- [Task requirements] Reproduce the records. Keep every word exact and include no images.

- [Records supplied]
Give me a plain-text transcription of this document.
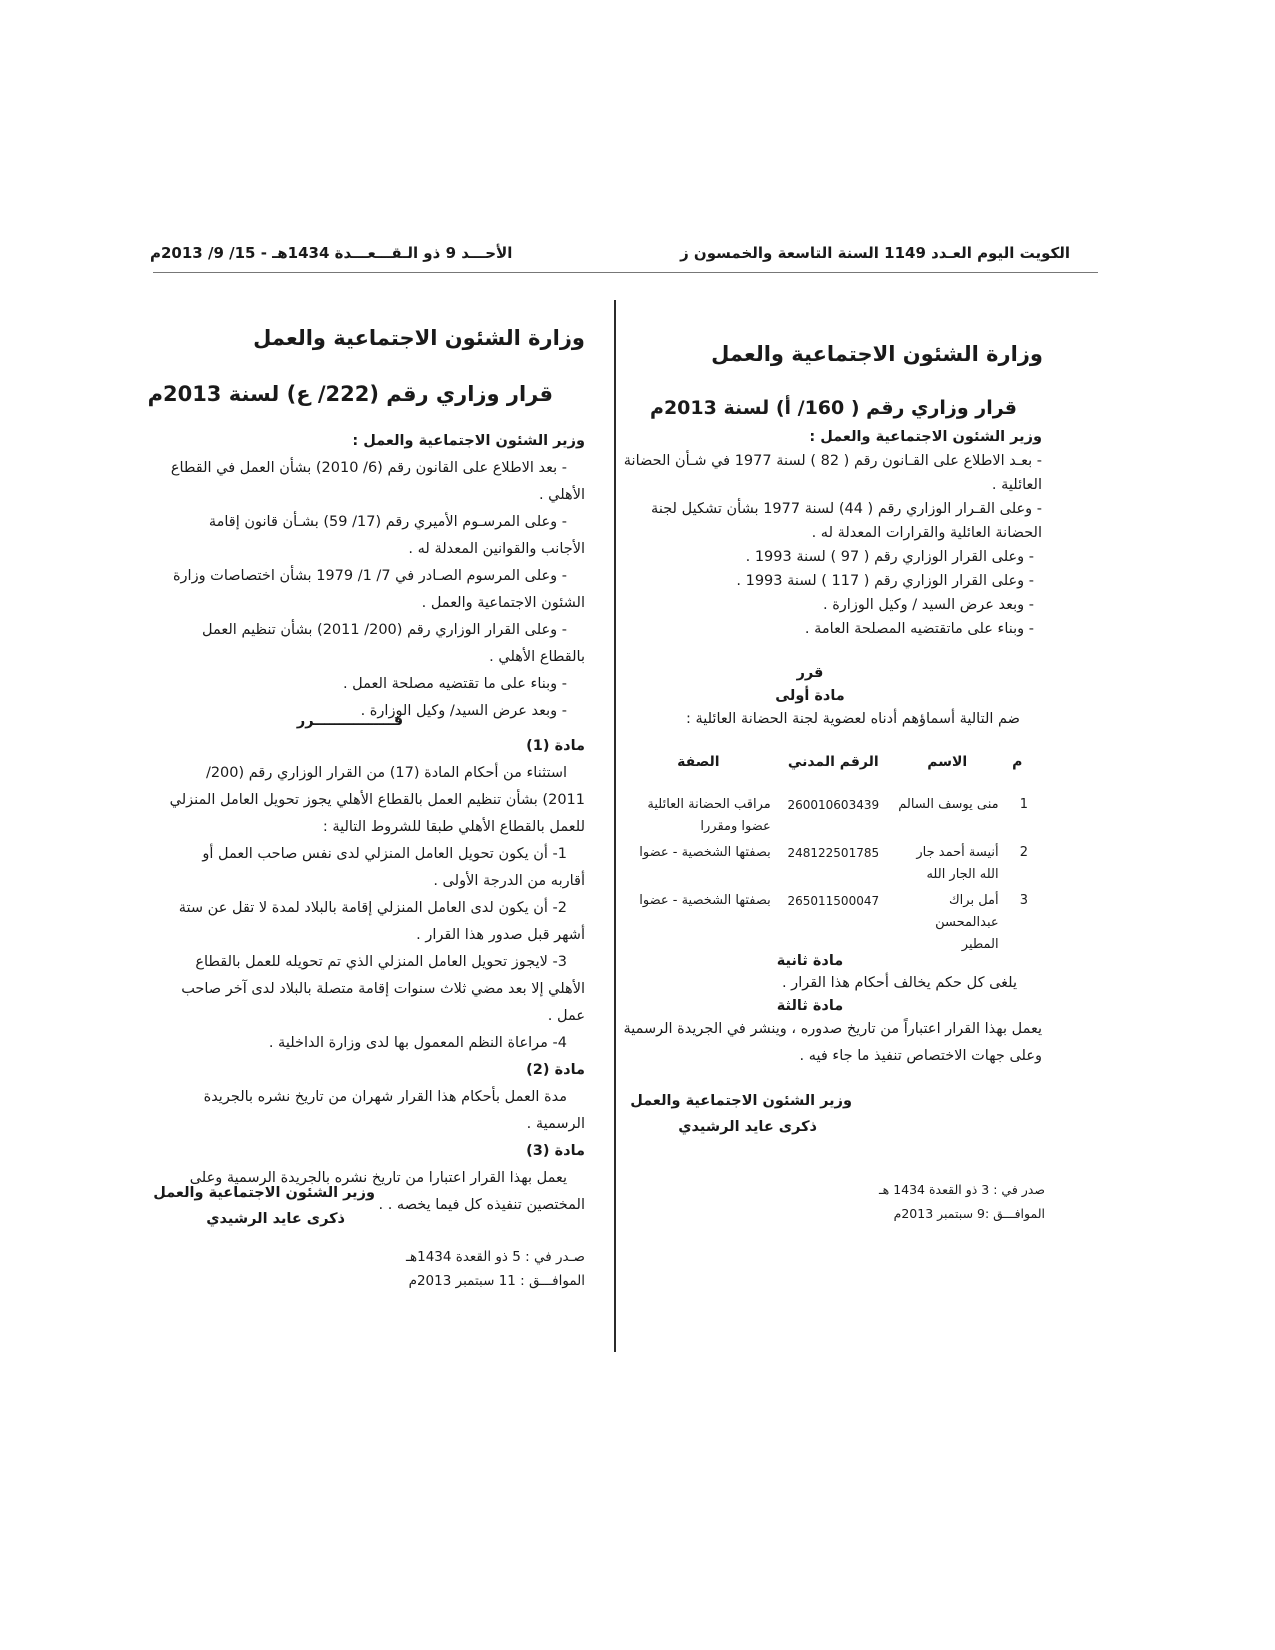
الأحـــد 9 ذو الـقـــعـــدة 1434هـ - 15/ 9/ 2013م	الكويت اليوم العـدد 1149 السنة التاسعة والخمسون ز
وزارة الشئون الاجتماعية والعمل
قرار وزاري رقم ( 160/ أ) لسنة 2013م

وزير الشئون الاجتماعية والعمل :

- بعـد الاطلاع على القـانون رقم ( 82 ) لسنة 1977 في شـأن الحضانة العائلية .

- وعلى القـرار الوزاري رقم ( 44) لسنة 1977 بشأن تشكيل لجنة الحضانة العائلية والقرارات المعدلة له .

- وعلى القرار الوزاري رقم ( 97 ) لسنة 1993 .

- وعلى القرار الوزاري رقم ( 117 ) لسنة 1993 .

- وبعد عرض السيد / وكيل الوزارة .

- وبناء على ماتقتضيه المصلحة العامة .

قرر
مادة أولى
ضم التالية أسماؤهم أدناه لعضوية لجنة الحضانة العائلية :
م	الاسم	الرقم المدني	الصفة
1	منى يوسف السالم	260010603439	مراقب الحضانة العائلية عضوا ومقررا
2	أنيسة أحمد جار الله الجار الله	248122501785	بصفتها الشخصية - عضوا
3	أمل براك عبدالمحسن المطير	265011500047	بصفتها الشخصية - عضوا
مادة ثانية
يلغى كل حكم يخالف أحكام هذا القرار .
مادة ثالثة
يعمل بهذا القرار اعتباراً من تاريخ صدوره ، وينشر في الجريدة الرسمية وعلى جهات الاختصاص تنفيذ ما جاء فيه .
وزير الشئون الاجتماعية والعمل
ذكرى عايد الرشيدي
صدر في : 3 ذو القعدة 1434 هـ
الموافـــق :9 سبتمبر 2013م
وزارة الشئون الاجتماعية والعمل
قرار وزاري رقم (222/ ع) لسنة 2013م

وزير الشئون الاجتماعية والعمل :

- بعد الاطلاع على القانون رقم (6/ 2010) بشأن العمل في القطاع الأهلي .

- وعلى المرسـوم الأميري رقم (17/ 59) بشـأن قانون إقامة الأجانب والقوانين المعدلة له .

- وعلى المرسوم الصـادر في 7/ 1/ 1979 بشأن اختصاصات وزارة الشئون الاجتماعية والعمل .

- وعلى القرار الوزاري رقم (200/ 2011) بشأن تنظيم العمل بالقطاع الأهلي .

- وبناء على ما تقتضيه مصلحة العمل .

- وبعد عرض السيد/ وكيل الوزارة .

قــــــــــــــــرر

مادة (1)

استثناء من أحكام المادة (17) من القرار الوزاري رقم (200/ 2011) بشأن تنظيم العمل بالقطاع الأهلي يجوز تحويل العامل المنزلي للعمل بالقطاع الأهلي طبقا للشروط التالية :

1- أن يكون تحويل العامل المنزلي لدى نفس صاحب العمل أو أقاربه من الدرجة الأولى .

2- أن يكون لدى العامل المنزلي إقامة بالبلاد لمدة لا تقل عن ستة أشهر قبل صدور هذا القرار .

3- لايجوز تحويل العامل المنزلي الذي تم تحويله للعمل بالقطاع الأهلي إلا بعد مضي ثلاث سنوات إقامة متصلة بالبلاد لدى آخر صاحب عمل .

4- مراعاة النظم المعمول بها لدى وزارة الداخلية .

مادة (2)

مدة العمل بأحكام هذا القرار شهران من تاريخ نشره بالجريدة الرسمية .

مادة (3)

يعمل بهذا القرار اعتبارا من تاريخ نشره بالجريدة الرسمية وعلى المختصين تنفيذه كل فيما يخصه . .

وزير الشئون الاجتماعية والعمل
ذكرى عايد الرشيدي
صـدر في : 5 ذو القعدة 1434هـ
الموافـــق : 11 سبتمبر 2013م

- [The reply]
Give me a plain-text transcription of this document.
الأحـــد 9 ذو الـقـــعـــدة 1434هـ - 15/ 9/ 2013م	الكويت اليوم العـدد 1149 السنة التاسعة والخمسون ز
وزارة الشئون الاجتماعية والعمل
قرار وزاري رقم ( 160/ أ) لسنة 2013م

وزير الشئون الاجتماعية والعمل :

- بعـد الاطلاع على القـانون رقم ( 82 ) لسنة 1977 في شـأن الحضانة العائلية .

- وعلى القـرار الوزاري رقم ( 44) لسنة 1977 بشأن تشكيل لجنة الحضانة العائلية والقرارات المعدلة له .

- وعلى القرار الوزاري رقم ( 97 ) لسنة 1993 .

- وعلى القرار الوزاري رقم ( 117 ) لسنة 1993 .

- وبعد عرض السيد / وكيل الوزارة .

- وبناء على ماتقتضيه المصلحة العامة .

قرر
مادة أولى
ضم التالية أسماؤهم أدناه لعضوية لجنة الحضانة العائلية :
م	الاسم	الرقم المدني	الصفة
1	منى يوسف السالم	260010603439	مراقب الحضانة العائلية عضوا ومقررا
2	أنيسة أحمد جار الله الجار الله	248122501785	بصفتها الشخصية - عضوا
3	أمل براك عبدالمحسن المطير	265011500047	بصفتها الشخصية - عضوا
مادة ثانية
يلغى كل حكم يخالف أحكام هذا القرار .
مادة ثالثة
يعمل بهذا القرار اعتباراً من تاريخ صدوره ، وينشر في الجريدة الرسمية وعلى جهات الاختصاص تنفيذ ما جاء فيه .
وزير الشئون الاجتماعية والعمل
ذكرى عايد الرشيدي
صدر في : 3 ذو القعدة 1434 هـ
الموافـــق :9 سبتمبر 2013م
وزارة الشئون الاجتماعية والعمل
قرار وزاري رقم (222/ ع) لسنة 2013م

وزير الشئون الاجتماعية والعمل :

- بعد الاطلاع على القانون رقم (6/ 2010) بشأن العمل في القطاع الأهلي .

- وعلى المرسـوم الأميري رقم (17/ 59) بشـأن قانون إقامة الأجانب والقوانين المعدلة له .

- وعلى المرسوم الصـادر في 7/ 1/ 1979 بشأن اختصاصات وزارة الشئون الاجتماعية والعمل .

- وعلى القرار الوزاري رقم (200/ 2011) بشأن تنظيم العمل بالقطاع الأهلي .

- وبناء على ما تقتضيه مصلحة العمل .

- وبعد عرض السيد/ وكيل الوزارة .

قــــــــــــــــرر

مادة (1)

استثناء من أحكام المادة (17) من القرار الوزاري رقم (200/ 2011) بشأن تنظيم العمل بالقطاع الأهلي يجوز تحويل العامل المنزلي للعمل بالقطاع الأهلي طبقا للشروط التالية :

1- أن يكون تحويل العامل المنزلي لدى نفس صاحب العمل أو أقاربه من الدرجة الأولى .

2- أن يكون لدى العامل المنزلي إقامة بالبلاد لمدة لا تقل عن ستة أشهر قبل صدور هذا القرار .

3- لايجوز تحويل العامل المنزلي الذي تم تحويله للعمل بالقطاع الأهلي إلا بعد مضي ثلاث سنوات إقامة متصلة بالبلاد لدى آخر صاحب عمل .

4- مراعاة النظم المعمول بها لدى وزارة الداخلية .

مادة (2)

مدة العمل بأحكام هذا القرار شهران من تاريخ نشره بالجريدة الرسمية .

مادة (3)

يعمل بهذا القرار اعتبارا من تاريخ نشره بالجريدة الرسمية وعلى المختصين تنفيذه كل فيما يخصه . .

وزير الشئون الاجتماعية والعمل
ذكرى عايد الرشيدي
صـدر في : 5 ذو القعدة 1434هـ
الموافـــق : 11 سبتمبر 2013م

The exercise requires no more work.